▶ Supplied records:
------

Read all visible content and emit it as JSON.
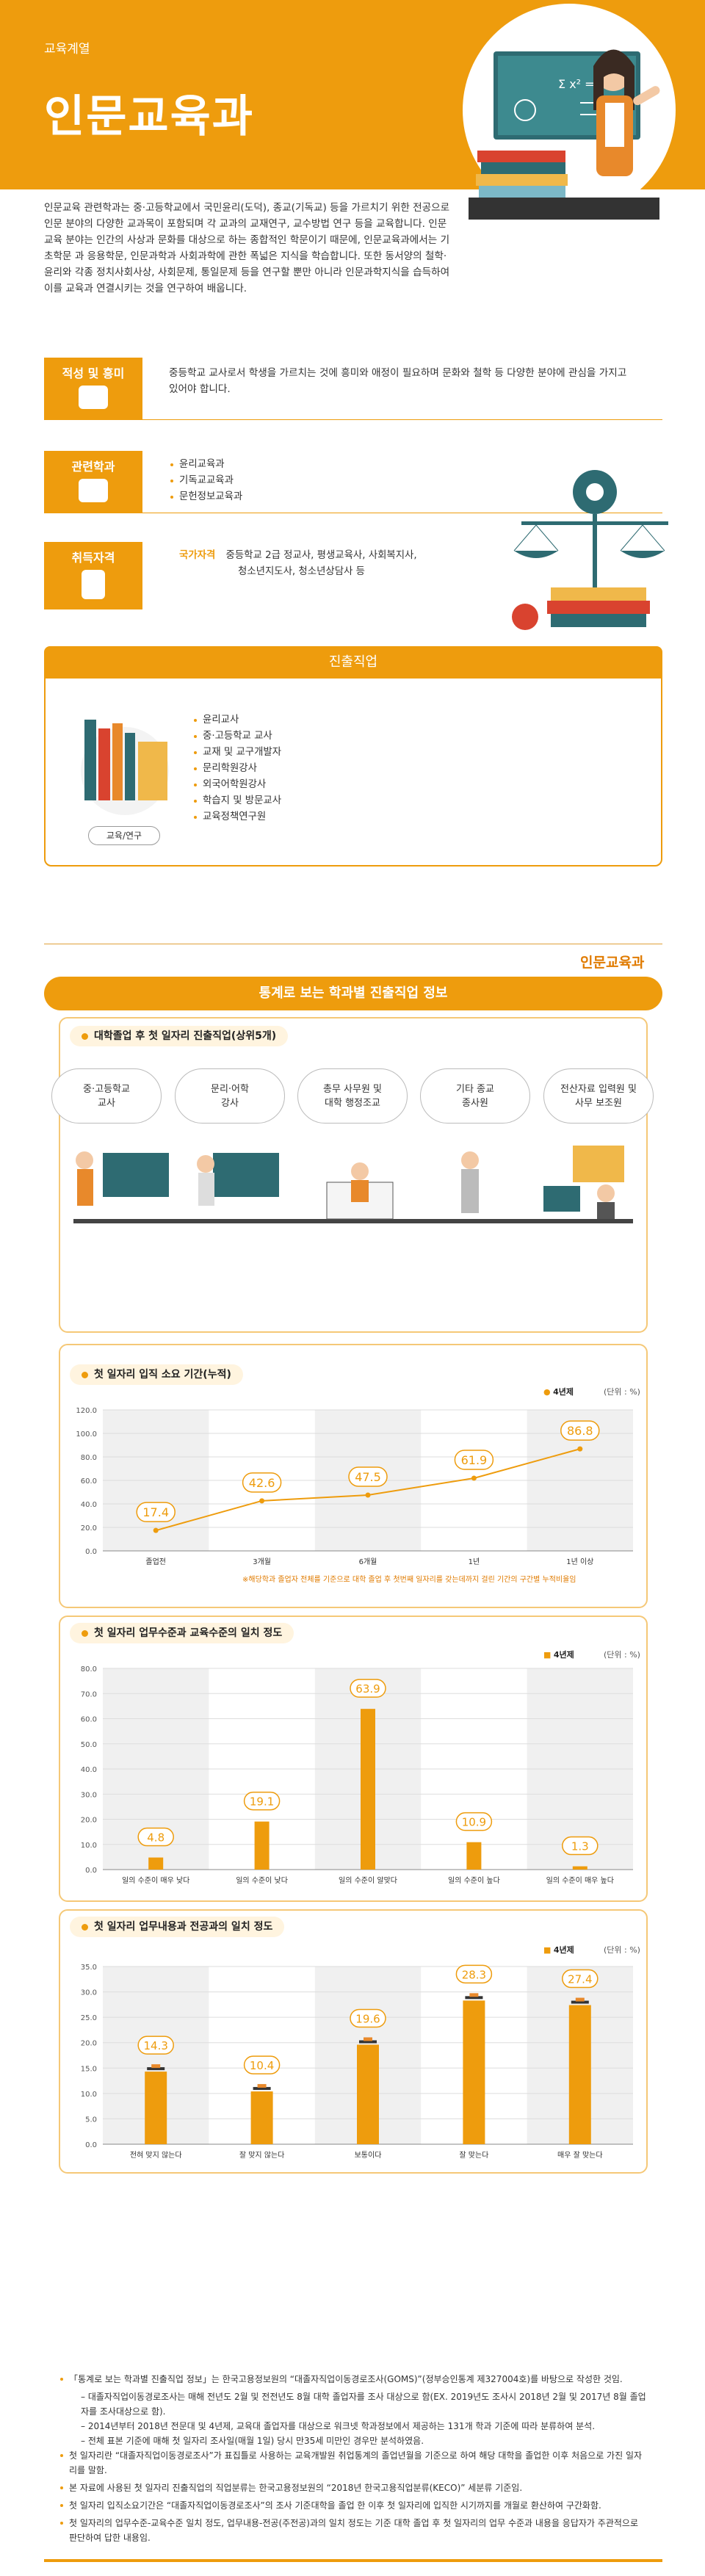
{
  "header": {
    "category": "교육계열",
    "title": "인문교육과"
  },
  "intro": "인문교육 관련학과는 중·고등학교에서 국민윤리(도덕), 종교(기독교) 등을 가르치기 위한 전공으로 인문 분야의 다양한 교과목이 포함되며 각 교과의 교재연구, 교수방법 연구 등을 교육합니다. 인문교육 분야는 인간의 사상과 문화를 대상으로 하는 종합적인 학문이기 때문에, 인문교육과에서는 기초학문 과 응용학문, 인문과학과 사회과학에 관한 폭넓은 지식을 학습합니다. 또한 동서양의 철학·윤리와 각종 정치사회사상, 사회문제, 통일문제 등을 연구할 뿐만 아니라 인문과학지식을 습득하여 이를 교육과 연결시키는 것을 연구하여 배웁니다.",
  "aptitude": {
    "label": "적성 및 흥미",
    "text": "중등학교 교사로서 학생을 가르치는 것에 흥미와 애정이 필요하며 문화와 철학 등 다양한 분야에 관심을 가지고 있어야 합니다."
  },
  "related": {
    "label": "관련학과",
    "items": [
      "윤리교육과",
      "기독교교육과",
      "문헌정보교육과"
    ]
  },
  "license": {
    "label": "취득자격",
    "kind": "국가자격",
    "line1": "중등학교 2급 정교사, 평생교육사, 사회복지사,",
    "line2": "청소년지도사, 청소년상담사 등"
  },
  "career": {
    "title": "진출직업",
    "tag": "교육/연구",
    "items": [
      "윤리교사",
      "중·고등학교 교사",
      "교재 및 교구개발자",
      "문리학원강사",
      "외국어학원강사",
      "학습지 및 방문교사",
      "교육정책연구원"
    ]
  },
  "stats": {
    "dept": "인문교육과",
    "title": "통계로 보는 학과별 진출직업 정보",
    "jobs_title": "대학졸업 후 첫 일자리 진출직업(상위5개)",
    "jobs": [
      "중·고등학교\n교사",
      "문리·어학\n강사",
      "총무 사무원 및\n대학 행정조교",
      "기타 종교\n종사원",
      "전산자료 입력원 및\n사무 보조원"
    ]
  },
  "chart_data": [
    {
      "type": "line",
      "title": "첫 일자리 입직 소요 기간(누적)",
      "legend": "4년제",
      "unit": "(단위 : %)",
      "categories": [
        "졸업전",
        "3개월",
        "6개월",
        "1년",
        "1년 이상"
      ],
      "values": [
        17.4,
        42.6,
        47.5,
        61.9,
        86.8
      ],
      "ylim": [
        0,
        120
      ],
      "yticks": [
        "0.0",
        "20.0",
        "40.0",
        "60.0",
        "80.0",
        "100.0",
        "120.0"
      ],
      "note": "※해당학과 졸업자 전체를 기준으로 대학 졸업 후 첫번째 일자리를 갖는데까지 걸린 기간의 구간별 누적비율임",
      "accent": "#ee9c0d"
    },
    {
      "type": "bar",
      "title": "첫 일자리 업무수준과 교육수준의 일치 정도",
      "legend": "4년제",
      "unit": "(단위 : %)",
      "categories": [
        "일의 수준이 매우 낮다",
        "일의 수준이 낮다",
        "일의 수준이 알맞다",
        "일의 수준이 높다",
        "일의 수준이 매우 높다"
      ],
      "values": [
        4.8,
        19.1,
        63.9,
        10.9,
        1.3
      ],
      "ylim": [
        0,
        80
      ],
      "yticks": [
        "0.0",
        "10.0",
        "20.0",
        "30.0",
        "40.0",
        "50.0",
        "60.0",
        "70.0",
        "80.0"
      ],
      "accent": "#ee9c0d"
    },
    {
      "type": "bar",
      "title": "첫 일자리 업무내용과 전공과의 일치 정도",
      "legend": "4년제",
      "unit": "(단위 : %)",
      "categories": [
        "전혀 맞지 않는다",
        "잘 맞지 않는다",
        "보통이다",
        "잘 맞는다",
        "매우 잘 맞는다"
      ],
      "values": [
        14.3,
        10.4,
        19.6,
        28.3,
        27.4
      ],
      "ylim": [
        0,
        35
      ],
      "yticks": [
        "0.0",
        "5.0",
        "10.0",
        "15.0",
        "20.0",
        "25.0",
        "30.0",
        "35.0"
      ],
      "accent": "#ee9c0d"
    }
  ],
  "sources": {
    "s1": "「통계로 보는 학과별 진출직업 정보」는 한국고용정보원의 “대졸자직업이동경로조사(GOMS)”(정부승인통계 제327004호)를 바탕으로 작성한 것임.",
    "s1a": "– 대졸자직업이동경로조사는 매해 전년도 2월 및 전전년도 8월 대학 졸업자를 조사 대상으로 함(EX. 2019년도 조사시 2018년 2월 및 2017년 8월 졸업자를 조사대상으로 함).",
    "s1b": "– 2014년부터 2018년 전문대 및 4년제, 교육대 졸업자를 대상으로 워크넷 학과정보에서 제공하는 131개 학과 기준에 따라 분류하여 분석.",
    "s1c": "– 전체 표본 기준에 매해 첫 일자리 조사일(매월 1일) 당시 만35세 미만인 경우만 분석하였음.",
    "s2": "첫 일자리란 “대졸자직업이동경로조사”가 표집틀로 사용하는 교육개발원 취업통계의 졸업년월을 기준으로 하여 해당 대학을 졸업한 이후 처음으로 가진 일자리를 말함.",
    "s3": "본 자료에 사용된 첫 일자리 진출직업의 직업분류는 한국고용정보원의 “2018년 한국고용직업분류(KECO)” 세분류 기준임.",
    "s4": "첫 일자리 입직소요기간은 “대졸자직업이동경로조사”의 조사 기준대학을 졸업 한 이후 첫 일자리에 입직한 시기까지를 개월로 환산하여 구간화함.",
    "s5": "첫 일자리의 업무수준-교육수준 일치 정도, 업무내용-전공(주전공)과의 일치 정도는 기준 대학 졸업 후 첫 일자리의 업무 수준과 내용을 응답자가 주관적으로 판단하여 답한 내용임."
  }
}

------

▶ Written request: Write out the records above exactly as they stand, leaving out every picture.

▶ Reply:
Read all visible content and emit it as JSON.
{
  "header": {
    "category": "교육계열",
    "title": "인문교육과"
  },
  "intro": "인문교육 관련학과는 중·고등학교에서 국민윤리(도덕), 종교(기독교) 등을 가르치기 위한 전공으로 인문 분야의 다양한 교과목이 포함되며 각 교과의 교재연구, 교수방법 연구 등을 교육합니다. 인문교육 분야는 인간의 사상과 문화를 대상으로 하는 종합적인 학문이기 때문에, 인문교육과에서는 기초학문 과 응용학문, 인문과학과 사회과학에 관한 폭넓은 지식을 학습합니다. 또한 동서양의 철학·윤리와 각종 정치사회사상, 사회문제, 통일문제 등을 연구할 뿐만 아니라 인문과학지식을 습득하여 이를 교육과 연결시키는 것을 연구하여 배웁니다.",
  "aptitude": {
    "label": "적성 및 흥미",
    "text": "중등학교 교사로서 학생을 가르치는 것에 흥미와 애정이 필요하며 문화와 철학 등 다양한 분야에 관심을 가지고 있어야 합니다."
  },
  "related": {
    "label": "관련학과",
    "items": [
      "윤리교육과",
      "기독교교육과",
      "문헌정보교육과"
    ]
  },
  "license": {
    "label": "취득자격",
    "kind": "국가자격",
    "line1": "중등학교 2급 정교사, 평생교육사, 사회복지사,",
    "line2": "청소년지도사, 청소년상담사 등"
  },
  "career": {
    "title": "진출직업",
    "tag": "교육/연구",
    "items": [
      "윤리교사",
      "중·고등학교 교사",
      "교재 및 교구개발자",
      "문리학원강사",
      "외국어학원강사",
      "학습지 및 방문교사",
      "교육정책연구원"
    ]
  },
  "stats": {
    "dept": "인문교육과",
    "title": "통계로 보는 학과별 진출직업 정보",
    "jobs_title": "대학졸업 후 첫 일자리 진출직업(상위5개)",
    "jobs": [
      "중·고등학교\n교사",
      "문리·어학\n강사",
      "총무 사무원 및\n대학 행정조교",
      "기타 종교\n종사원",
      "전산자료 입력원 및\n사무 보조원"
    ]
  },
  "chart_data": [
    {
      "type": "line",
      "title": "첫 일자리 입직 소요 기간(누적)",
      "legend": "4년제",
      "unit": "(단위 : %)",
      "categories": [
        "졸업전",
        "3개월",
        "6개월",
        "1년",
        "1년 이상"
      ],
      "values": [
        17.4,
        42.6,
        47.5,
        61.9,
        86.8
      ],
      "ylim": [
        0,
        120
      ],
      "yticks": [
        "0.0",
        "20.0",
        "40.0",
        "60.0",
        "80.0",
        "100.0",
        "120.0"
      ],
      "note": "※해당학과 졸업자 전체를 기준으로 대학 졸업 후 첫번째 일자리를 갖는데까지 걸린 기간의 구간별 누적비율임",
      "accent": "#ee9c0d"
    },
    {
      "type": "bar",
      "title": "첫 일자리 업무수준과 교육수준의 일치 정도",
      "legend": "4년제",
      "unit": "(단위 : %)",
      "categories": [
        "일의 수준이 매우 낮다",
        "일의 수준이 낮다",
        "일의 수준이 알맞다",
        "일의 수준이 높다",
        "일의 수준이 매우 높다"
      ],
      "values": [
        4.8,
        19.1,
        63.9,
        10.9,
        1.3
      ],
      "ylim": [
        0,
        80
      ],
      "yticks": [
        "0.0",
        "10.0",
        "20.0",
        "30.0",
        "40.0",
        "50.0",
        "60.0",
        "70.0",
        "80.0"
      ],
      "accent": "#ee9c0d"
    },
    {
      "type": "bar",
      "title": "첫 일자리 업무내용과 전공과의 일치 정도",
      "legend": "4년제",
      "unit": "(단위 : %)",
      "categories": [
        "전혀 맞지 않는다",
        "잘 맞지 않는다",
        "보통이다",
        "잘 맞는다",
        "매우 잘 맞는다"
      ],
      "values": [
        14.3,
        10.4,
        19.6,
        28.3,
        27.4
      ],
      "ylim": [
        0,
        35
      ],
      "yticks": [
        "0.0",
        "5.0",
        "10.0",
        "15.0",
        "20.0",
        "25.0",
        "30.0",
        "35.0"
      ],
      "accent": "#ee9c0d"
    }
  ],
  "sources": {
    "s1": "「통계로 보는 학과별 진출직업 정보」는 한국고용정보원의 “대졸자직업이동경로조사(GOMS)”(정부승인통계 제327004호)를 바탕으로 작성한 것임.",
    "s1a": "– 대졸자직업이동경로조사는 매해 전년도 2월 및 전전년도 8월 대학 졸업자를 조사 대상으로 함(EX. 2019년도 조사시 2018년 2월 및 2017년 8월 졸업자를 조사대상으로 함).",
    "s1b": "– 2014년부터 2018년 전문대 및 4년제, 교육대 졸업자를 대상으로 워크넷 학과정보에서 제공하는 131개 학과 기준에 따라 분류하여 분석.",
    "s1c": "– 전체 표본 기준에 매해 첫 일자리 조사일(매월 1일) 당시 만35세 미만인 경우만 분석하였음.",
    "s2": "첫 일자리란 “대졸자직업이동경로조사”가 표집틀로 사용하는 교육개발원 취업통계의 졸업년월을 기준으로 하여 해당 대학을 졸업한 이후 처음으로 가진 일자리를 말함.",
    "s3": "본 자료에 사용된 첫 일자리 진출직업의 직업분류는 한국고용정보원의 “2018년 한국고용직업분류(KECO)” 세분류 기준임.",
    "s4": "첫 일자리 입직소요기간은 “대졸자직업이동경로조사”의 조사 기준대학을 졸업 한 이후 첫 일자리에 입직한 시기까지를 개월로 환산하여 구간화함.",
    "s5": "첫 일자리의 업무수준-교육수준 일치 정도, 업무내용-전공(주전공)과의 일치 정도는 기준 대학 졸업 후 첫 일자리의 업무 수준과 내용을 응답자가 주관적으로 판단하여 답한 내용임."
  }
}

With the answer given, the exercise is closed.